§ **Exercise objective**
Copy out every record below, word for word.

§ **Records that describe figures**

####

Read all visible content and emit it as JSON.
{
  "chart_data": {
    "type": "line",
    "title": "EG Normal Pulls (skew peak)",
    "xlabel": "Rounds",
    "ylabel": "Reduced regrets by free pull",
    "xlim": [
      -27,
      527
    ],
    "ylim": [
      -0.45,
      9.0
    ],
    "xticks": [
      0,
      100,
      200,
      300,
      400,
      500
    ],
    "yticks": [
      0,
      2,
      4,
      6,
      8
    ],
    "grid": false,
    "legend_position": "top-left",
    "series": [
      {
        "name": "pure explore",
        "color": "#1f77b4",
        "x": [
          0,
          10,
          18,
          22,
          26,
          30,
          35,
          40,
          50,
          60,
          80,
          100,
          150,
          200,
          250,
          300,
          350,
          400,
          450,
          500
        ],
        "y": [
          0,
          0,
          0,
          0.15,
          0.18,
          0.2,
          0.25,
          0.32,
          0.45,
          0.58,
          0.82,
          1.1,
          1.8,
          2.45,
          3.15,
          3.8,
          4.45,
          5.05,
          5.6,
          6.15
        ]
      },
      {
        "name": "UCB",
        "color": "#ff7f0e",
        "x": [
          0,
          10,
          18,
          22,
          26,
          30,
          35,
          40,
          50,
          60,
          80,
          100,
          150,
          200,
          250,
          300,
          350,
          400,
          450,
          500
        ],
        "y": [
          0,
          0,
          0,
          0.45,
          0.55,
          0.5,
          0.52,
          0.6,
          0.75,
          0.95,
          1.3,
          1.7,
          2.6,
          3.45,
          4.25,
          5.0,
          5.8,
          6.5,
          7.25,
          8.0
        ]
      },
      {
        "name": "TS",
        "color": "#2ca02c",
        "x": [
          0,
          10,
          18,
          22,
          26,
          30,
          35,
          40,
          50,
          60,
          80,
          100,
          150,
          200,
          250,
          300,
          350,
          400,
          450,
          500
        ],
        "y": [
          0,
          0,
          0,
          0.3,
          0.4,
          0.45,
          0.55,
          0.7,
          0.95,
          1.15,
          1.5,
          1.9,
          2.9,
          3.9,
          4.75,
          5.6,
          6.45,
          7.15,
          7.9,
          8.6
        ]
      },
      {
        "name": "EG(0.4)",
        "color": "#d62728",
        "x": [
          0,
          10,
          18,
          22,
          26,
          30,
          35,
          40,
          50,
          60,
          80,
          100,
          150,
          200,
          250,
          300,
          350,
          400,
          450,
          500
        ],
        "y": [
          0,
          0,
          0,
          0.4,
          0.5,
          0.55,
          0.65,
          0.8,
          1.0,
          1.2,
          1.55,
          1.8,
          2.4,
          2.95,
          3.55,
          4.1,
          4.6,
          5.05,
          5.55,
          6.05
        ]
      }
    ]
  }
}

####

§ **Worked solution**
Read all visible content and emit it as JSON.
{
  "chart_data": {
    "type": "line",
    "title": "EG Normal Pulls (skew peak)",
    "xlabel": "Rounds",
    "ylabel": "Reduced regrets by free pull",
    "xlim": [
      -27,
      527
    ],
    "ylim": [
      -0.45,
      9.0
    ],
    "xticks": [
      0,
      100,
      200,
      300,
      400,
      500
    ],
    "yticks": [
      0,
      2,
      4,
      6,
      8
    ],
    "grid": false,
    "legend_position": "top-left",
    "series": [
      {
        "name": "pure explore",
        "color": "#1f77b4",
        "x": [
          0,
          10,
          18,
          22,
          26,
          30,
          35,
          40,
          50,
          60,
          80,
          100,
          150,
          200,
          250,
          300,
          350,
          400,
          450,
          500
        ],
        "y": [
          0,
          0,
          0,
          0.15,
          0.18,
          0.2,
          0.25,
          0.32,
          0.45,
          0.58,
          0.82,
          1.1,
          1.8,
          2.45,
          3.15,
          3.8,
          4.45,
          5.05,
          5.6,
          6.15
        ]
      },
      {
        "name": "UCB",
        "color": "#ff7f0e",
        "x": [
          0,
          10,
          18,
          22,
          26,
          30,
          35,
          40,
          50,
          60,
          80,
          100,
          150,
          200,
          250,
          300,
          350,
          400,
          450,
          500
        ],
        "y": [
          0,
          0,
          0,
          0.45,
          0.55,
          0.5,
          0.52,
          0.6,
          0.75,
          0.95,
          1.3,
          1.7,
          2.6,
          3.45,
          4.25,
          5.0,
          5.8,
          6.5,
          7.25,
          8.0
        ]
      },
      {
        "name": "TS",
        "color": "#2ca02c",
        "x": [
          0,
          10,
          18,
          22,
          26,
          30,
          35,
          40,
          50,
          60,
          80,
          100,
          150,
          200,
          250,
          300,
          350,
          400,
          450,
          500
        ],
        "y": [
          0,
          0,
          0,
          0.3,
          0.4,
          0.45,
          0.55,
          0.7,
          0.95,
          1.15,
          1.5,
          1.9,
          2.9,
          3.9,
          4.75,
          5.6,
          6.45,
          7.15,
          7.9,
          8.6
        ]
      },
      {
        "name": "EG(0.4)",
        "color": "#d62728",
        "x": [
          0,
          10,
          18,
          22,
          26,
          30,
          35,
          40,
          50,
          60,
          80,
          100,
          150,
          200,
          250,
          300,
          350,
          400,
          450,
          500
        ],
        "y": [
          0,
          0,
          0,
          0.4,
          0.5,
          0.55,
          0.65,
          0.8,
          1.0,
          1.2,
          1.55,
          1.8,
          2.4,
          2.95,
          3.55,
          4.1,
          4.6,
          5.05,
          5.55,
          6.05
        ]
      }
    ]
  }
}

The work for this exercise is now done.